## start Given data

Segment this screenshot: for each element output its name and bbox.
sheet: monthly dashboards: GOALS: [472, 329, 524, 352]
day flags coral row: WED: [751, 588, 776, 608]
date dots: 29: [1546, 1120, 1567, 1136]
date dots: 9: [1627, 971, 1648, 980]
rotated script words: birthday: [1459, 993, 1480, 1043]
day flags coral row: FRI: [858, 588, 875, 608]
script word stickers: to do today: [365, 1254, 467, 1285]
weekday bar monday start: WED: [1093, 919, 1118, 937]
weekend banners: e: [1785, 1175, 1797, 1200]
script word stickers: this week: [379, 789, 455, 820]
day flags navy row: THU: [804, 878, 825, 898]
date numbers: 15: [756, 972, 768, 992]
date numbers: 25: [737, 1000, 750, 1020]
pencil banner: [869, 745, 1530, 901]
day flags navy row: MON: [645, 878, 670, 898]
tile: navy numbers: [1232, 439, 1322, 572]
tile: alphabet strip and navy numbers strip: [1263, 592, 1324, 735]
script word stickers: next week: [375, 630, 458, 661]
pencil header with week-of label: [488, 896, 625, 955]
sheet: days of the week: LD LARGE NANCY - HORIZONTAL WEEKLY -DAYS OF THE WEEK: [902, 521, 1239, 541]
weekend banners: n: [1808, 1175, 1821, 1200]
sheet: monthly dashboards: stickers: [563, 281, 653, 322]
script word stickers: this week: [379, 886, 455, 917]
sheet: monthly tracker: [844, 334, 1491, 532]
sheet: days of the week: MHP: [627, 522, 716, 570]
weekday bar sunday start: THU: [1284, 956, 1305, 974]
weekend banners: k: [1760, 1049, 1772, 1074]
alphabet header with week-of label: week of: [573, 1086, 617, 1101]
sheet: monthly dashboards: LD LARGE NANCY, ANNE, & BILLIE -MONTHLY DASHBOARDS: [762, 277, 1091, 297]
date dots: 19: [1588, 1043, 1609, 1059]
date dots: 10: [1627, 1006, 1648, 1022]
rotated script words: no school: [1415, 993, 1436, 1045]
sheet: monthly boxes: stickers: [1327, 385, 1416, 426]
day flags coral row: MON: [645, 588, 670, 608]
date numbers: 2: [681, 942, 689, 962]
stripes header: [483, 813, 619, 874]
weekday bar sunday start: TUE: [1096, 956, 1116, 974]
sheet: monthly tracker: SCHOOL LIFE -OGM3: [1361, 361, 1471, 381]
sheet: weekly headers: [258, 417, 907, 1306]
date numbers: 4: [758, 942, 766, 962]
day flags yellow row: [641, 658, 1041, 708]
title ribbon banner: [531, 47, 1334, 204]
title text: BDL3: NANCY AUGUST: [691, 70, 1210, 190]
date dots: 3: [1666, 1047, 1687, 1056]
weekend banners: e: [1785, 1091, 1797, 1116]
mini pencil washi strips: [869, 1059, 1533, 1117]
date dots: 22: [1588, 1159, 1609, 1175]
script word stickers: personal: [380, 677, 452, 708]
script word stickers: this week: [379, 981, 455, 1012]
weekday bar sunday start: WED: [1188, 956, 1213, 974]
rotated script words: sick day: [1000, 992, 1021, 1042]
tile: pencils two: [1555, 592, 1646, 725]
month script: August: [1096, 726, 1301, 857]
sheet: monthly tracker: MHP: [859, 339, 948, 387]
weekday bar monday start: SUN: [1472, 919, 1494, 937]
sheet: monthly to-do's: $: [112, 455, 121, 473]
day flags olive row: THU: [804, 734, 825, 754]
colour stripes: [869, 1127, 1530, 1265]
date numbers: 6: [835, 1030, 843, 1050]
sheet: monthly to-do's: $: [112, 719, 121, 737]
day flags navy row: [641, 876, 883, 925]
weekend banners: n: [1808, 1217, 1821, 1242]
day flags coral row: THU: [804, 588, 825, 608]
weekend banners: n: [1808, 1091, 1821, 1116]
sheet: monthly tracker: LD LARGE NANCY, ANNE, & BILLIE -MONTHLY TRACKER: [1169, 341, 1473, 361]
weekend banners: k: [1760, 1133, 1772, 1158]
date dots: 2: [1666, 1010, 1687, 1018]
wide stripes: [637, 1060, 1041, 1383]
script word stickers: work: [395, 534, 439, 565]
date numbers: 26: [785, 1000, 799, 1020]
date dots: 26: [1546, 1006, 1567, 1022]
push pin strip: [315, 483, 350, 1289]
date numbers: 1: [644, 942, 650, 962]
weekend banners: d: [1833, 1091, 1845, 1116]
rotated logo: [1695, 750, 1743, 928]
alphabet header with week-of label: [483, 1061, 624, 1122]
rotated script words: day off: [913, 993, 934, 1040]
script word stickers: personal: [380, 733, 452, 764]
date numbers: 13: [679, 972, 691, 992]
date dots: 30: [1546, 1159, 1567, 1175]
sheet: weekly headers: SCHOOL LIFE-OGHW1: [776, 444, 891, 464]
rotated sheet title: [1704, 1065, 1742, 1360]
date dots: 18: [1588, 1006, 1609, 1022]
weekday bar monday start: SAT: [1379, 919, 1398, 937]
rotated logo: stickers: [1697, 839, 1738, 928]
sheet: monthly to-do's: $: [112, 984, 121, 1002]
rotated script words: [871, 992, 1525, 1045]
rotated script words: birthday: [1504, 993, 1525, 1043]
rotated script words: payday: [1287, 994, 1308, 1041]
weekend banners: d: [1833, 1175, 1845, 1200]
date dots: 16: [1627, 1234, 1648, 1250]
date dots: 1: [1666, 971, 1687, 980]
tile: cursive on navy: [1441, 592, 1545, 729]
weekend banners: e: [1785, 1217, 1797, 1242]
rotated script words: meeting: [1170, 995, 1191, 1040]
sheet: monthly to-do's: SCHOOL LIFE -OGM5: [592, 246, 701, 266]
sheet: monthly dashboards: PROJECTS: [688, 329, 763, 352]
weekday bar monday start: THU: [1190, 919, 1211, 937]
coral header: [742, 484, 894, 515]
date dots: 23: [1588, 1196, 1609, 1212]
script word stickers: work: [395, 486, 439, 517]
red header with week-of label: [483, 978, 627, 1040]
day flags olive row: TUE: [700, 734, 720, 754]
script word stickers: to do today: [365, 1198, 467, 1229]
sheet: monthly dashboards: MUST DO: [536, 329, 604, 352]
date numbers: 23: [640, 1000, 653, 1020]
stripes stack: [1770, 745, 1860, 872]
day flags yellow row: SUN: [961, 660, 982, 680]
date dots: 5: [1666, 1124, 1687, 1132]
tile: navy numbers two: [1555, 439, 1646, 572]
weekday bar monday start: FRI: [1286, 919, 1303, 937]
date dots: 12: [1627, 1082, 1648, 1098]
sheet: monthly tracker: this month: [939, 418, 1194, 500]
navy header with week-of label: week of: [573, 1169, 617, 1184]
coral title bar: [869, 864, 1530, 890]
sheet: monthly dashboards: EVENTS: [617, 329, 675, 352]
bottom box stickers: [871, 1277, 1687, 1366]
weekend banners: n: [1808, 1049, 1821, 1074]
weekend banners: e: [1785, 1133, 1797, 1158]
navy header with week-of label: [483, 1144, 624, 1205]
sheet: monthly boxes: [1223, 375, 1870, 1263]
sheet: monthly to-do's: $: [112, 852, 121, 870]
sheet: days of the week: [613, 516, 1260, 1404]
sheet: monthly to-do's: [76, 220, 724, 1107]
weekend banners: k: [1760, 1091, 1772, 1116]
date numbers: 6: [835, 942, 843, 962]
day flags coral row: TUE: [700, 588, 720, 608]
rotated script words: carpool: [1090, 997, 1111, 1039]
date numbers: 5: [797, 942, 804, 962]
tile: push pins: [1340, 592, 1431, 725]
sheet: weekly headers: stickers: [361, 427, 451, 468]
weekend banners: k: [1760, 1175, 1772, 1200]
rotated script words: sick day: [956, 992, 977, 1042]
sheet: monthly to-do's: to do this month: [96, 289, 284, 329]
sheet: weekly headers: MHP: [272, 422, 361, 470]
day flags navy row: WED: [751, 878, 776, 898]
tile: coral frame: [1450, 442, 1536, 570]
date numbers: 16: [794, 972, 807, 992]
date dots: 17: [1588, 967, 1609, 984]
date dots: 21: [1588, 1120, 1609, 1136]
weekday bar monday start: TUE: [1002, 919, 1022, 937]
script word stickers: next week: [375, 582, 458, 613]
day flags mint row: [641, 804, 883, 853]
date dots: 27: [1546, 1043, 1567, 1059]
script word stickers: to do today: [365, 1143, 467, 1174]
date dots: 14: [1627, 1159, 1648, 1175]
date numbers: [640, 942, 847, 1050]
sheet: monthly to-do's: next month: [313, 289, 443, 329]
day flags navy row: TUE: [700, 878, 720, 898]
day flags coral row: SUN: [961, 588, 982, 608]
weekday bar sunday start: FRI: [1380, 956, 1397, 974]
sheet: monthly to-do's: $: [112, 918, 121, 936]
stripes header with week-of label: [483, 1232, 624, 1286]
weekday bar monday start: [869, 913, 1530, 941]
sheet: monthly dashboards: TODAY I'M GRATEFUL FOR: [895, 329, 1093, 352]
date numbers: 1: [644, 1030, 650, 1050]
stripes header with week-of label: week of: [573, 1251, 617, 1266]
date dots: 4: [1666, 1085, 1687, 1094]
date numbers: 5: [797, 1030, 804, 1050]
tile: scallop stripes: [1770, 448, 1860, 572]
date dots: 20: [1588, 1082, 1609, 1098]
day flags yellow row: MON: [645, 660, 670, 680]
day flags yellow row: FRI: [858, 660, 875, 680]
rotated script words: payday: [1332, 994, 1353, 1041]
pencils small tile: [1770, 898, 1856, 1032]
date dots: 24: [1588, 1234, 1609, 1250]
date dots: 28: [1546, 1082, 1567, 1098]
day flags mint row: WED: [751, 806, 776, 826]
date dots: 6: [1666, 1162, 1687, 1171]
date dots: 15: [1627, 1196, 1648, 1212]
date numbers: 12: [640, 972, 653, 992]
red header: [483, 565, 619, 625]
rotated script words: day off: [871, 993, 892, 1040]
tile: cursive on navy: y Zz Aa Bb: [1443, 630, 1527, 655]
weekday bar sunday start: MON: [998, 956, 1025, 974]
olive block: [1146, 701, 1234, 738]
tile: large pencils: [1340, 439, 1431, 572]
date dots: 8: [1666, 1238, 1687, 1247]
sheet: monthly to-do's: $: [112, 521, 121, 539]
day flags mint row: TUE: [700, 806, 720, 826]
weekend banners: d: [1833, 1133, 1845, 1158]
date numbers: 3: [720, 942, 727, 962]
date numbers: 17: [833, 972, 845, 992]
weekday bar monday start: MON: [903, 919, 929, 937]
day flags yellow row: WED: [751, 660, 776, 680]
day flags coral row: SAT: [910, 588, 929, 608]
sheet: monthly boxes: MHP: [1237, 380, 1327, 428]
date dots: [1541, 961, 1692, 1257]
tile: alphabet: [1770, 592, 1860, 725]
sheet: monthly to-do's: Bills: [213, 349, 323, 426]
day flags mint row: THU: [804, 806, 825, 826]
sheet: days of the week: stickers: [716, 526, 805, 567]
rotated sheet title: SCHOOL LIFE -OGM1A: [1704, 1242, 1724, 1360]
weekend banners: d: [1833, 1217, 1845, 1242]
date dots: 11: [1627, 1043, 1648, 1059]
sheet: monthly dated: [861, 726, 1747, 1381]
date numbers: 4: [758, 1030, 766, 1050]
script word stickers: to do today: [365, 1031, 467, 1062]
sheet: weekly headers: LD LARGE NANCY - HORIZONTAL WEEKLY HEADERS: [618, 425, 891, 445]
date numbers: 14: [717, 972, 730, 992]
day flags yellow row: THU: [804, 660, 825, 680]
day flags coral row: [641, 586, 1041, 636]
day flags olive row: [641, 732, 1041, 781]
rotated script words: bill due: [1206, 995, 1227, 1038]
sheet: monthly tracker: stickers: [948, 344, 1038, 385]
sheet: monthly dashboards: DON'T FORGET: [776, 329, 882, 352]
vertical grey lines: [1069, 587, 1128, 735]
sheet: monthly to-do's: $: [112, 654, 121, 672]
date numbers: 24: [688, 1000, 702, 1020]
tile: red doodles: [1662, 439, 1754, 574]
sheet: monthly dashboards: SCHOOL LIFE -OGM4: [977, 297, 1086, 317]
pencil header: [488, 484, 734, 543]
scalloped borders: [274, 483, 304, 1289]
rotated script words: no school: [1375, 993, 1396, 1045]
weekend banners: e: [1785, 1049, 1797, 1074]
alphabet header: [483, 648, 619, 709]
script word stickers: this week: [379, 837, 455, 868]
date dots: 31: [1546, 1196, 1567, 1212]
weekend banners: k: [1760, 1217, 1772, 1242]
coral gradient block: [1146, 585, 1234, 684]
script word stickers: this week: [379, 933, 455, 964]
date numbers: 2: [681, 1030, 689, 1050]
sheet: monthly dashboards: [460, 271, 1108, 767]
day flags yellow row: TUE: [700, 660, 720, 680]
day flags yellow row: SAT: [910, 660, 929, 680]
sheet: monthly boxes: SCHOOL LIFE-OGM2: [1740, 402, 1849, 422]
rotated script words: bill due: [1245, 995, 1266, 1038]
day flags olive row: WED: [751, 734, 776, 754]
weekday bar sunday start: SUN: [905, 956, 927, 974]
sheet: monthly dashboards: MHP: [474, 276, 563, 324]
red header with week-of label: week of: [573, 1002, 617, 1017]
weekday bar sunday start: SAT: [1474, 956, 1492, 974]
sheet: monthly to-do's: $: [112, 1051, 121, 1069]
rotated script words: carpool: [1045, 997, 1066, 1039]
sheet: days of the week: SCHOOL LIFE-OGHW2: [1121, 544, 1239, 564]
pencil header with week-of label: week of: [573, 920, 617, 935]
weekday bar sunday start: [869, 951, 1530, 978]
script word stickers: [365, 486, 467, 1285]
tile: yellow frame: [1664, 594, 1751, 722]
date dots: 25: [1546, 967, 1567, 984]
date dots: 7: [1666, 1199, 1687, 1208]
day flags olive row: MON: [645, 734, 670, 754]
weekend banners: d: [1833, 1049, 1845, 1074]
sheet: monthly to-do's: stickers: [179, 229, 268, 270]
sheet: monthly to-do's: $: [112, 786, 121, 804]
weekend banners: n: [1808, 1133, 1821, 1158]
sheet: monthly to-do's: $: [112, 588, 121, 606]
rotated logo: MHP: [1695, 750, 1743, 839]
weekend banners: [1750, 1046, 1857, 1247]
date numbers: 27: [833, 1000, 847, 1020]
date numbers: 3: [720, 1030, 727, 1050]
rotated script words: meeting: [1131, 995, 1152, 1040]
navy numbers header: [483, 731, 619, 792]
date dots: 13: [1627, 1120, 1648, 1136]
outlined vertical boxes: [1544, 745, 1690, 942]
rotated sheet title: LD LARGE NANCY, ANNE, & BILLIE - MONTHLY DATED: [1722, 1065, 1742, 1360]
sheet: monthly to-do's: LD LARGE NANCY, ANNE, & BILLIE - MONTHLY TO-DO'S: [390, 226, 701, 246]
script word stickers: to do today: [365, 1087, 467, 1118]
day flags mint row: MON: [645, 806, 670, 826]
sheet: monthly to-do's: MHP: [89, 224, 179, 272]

## end Given data

Arrange the entries from the first line through the line containing "sheet: days of the week: MHP: [627, 522, 716, 570]", inclusive, as a Markdown table with the columns Row and Entry line. Number each line in order and leave out blank lines.

| Row | Entry line |
|---|---|
| 1 | Segment this screenshot: for each element output its name and bbox. |
| 2 | sheet: monthly dashboards: GOALS: [472, 329, 524, 352] |
| 3 | day flags coral row: WED: [751, 588, 776, 608] |
| 4 | date dots: 29: [1546, 1120, 1567, 1136] |
| 5 | date dots: 9: [1627, 971, 1648, 980] |
| 6 | rotated script words: birthday: [1459, 993, 1480, 1043] |
| 7 | day flags coral row: FRI: [858, 588, 875, 608] |
| 8 | script word stickers: to do today: [365, 1254, 467, 1285] |
| 9 | weekday bar monday start: WED: [1093, 919, 1118, 937] |
| 10 | weekend banners: e: [1785, 1175, 1797, 1200] |
| 11 | script word stickers: this week: [379, 789, 455, 820] |
| 12 | day flags navy row: THU: [804, 878, 825, 898] |
| 13 | date numbers: 15: [756, 972, 768, 992] |
| 14 | date numbers: 25: [737, 1000, 750, 1020] |
| 15 | pencil banner: [869, 745, 1530, 901] |
| 16 | day flags navy row: MON: [645, 878, 670, 898] |
| 17 | tile: navy numbers: [1232, 439, 1322, 572] |
| 18 | tile: alphabet strip and navy numbers strip: [1263, 592, 1324, 735] |
| 19 | script word stickers: next week: [375, 630, 458, 661] |
| 20 | pencil header with week-of label: [488, 896, 625, 955] |
| 21 | sheet: days of the week: LD LARGE NANCY - HORIZONTAL WEEKLY -DAYS OF THE WEEK: [902, 521, 1239, 541] |
| 22 | weekend banners: n: [1808, 1175, 1821, 1200] |
| 23 | sheet: monthly dashboards: stickers: [563, 281, 653, 322] |
| 24 | script word stickers: this week: [379, 886, 455, 917] |
| 25 | sheet: monthly tracker: [844, 334, 1491, 532] |
| 26 | sheet: days of the week: MHP: [627, 522, 716, 570] |